Compiti da svolgere |
**A)** Nel testo sulla crisi di governo, quanti comuni sono chiamati al voto nelle elezioni amministrative del 10 giugno?
**B)** Ricopia dal testo sulla crisi di governo il passo che va da "1) Governo neutrale?" a "non sembra semplice.".

1) Governo neutrale? – Non è detto che Mattarella sia obbligato a sciogliere le Camere. Può cercare, come si è visto, a partire da Cottarelli, di investire un’altra personalità che cerchi un governo in Parlamento. Quella roba, ad esempio, che Berlusconi e Meloni gli avevano proposto (centrodestra più “responsabili”) o quel “governo del presidente” o “neutrale”, o “tecnico” che sembra piacere solo a Pd e Leu. E proprio il governo “neutrale” sembra la strada scelta dal presidente della Repubblica. Un governo che potrebbe anche non avere la fiducia in Parlamento, ma si insedierebbe comunque per portare il Paese al voto. Cottarelli, teoricamente, potrebbe anche cercare una maggioranza a partire da M5S e Lega. Ma la cosa, dopo quanto è accaduto, non sembra semplice.

2) Quando alle urne – Il voto, appunto, ma quando? La legge vuole che passino da 45 a 70 giorni dallo scioglimento delle Camere per procedere a nuove elezioni, ma con la normativa sul voto all’estero, questo lasso di tempo sale da 60 a 90 giorni. Quindi, quando Salvini e Di Maio parlano di elezioni subito, in realtà devono traguardare un periodo di circa tre mesi. L’unico voto certo è quello delle elezioni amministrative del 10 giugno (762 comuni tra cui Ancona, Siracusa, Catania, Messina, Vicenza e Brescia) che servirà come partenza di una lunghissima campagna elettorale.

Dati registrati |
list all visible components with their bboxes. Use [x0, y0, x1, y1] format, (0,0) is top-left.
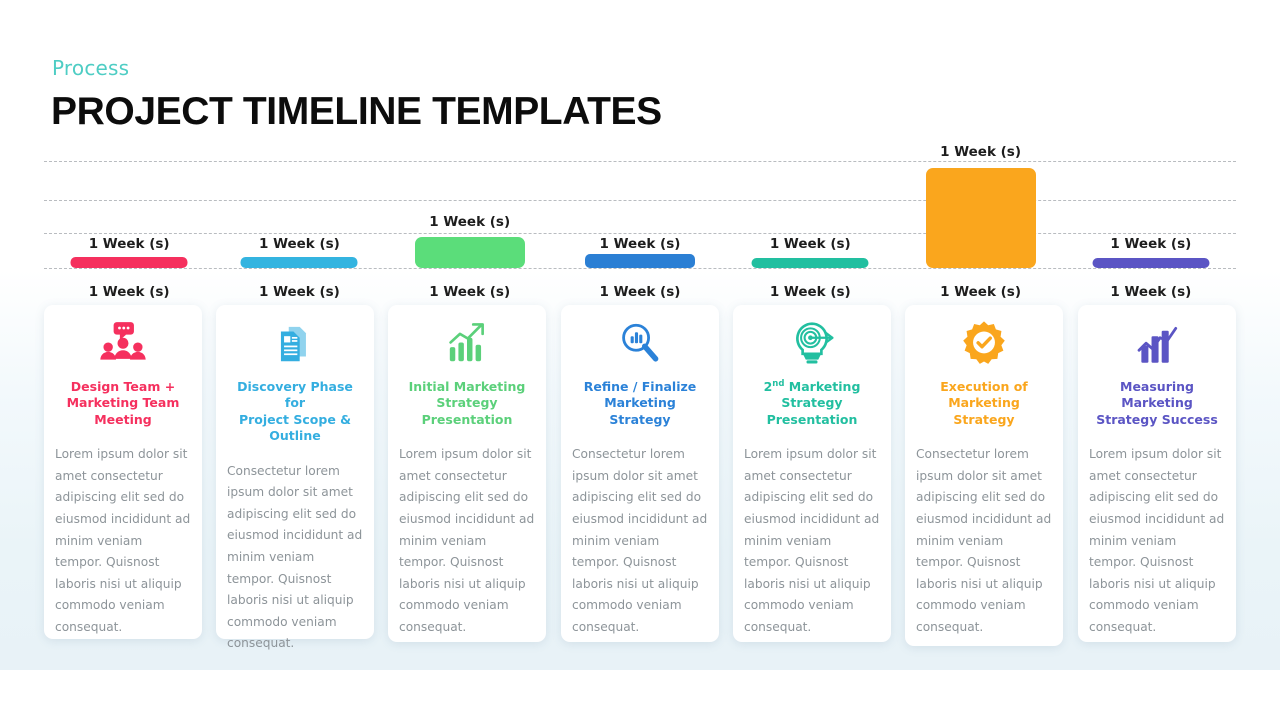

Risposte in ordine |
**A)** 762 comuni.

**B)**
1) Governo neutrale? – Non è detto che Mattarella sia obbligato a sciogliere le Camere. Può cercare, come si è visto, a partire da Cottarelli, di investire un’altra personalità che cerchi un governo in Parlamento. Quella roba, ad esempio, che Berlusconi e Meloni gli avevano proposto (centrodestra più “responsabili”) o quel “governo del presidente” o “neutrale”, o “tecnico” che sembra piacere solo a Pd e Leu. E proprio il governo “neutrale” sembra la strada scelta dal presidente della Repubblica. Un governo che potrebbe anche non avere la fiducia in Parlamento, ma si insedierebbe comunque per portare il Paese al voto. Cottarelli, teoricamente, potrebbe anche cercare una maggioranza a partire da M5S e Lega. Ma la cosa, dopo quanto è accaduto, non sembra semplice.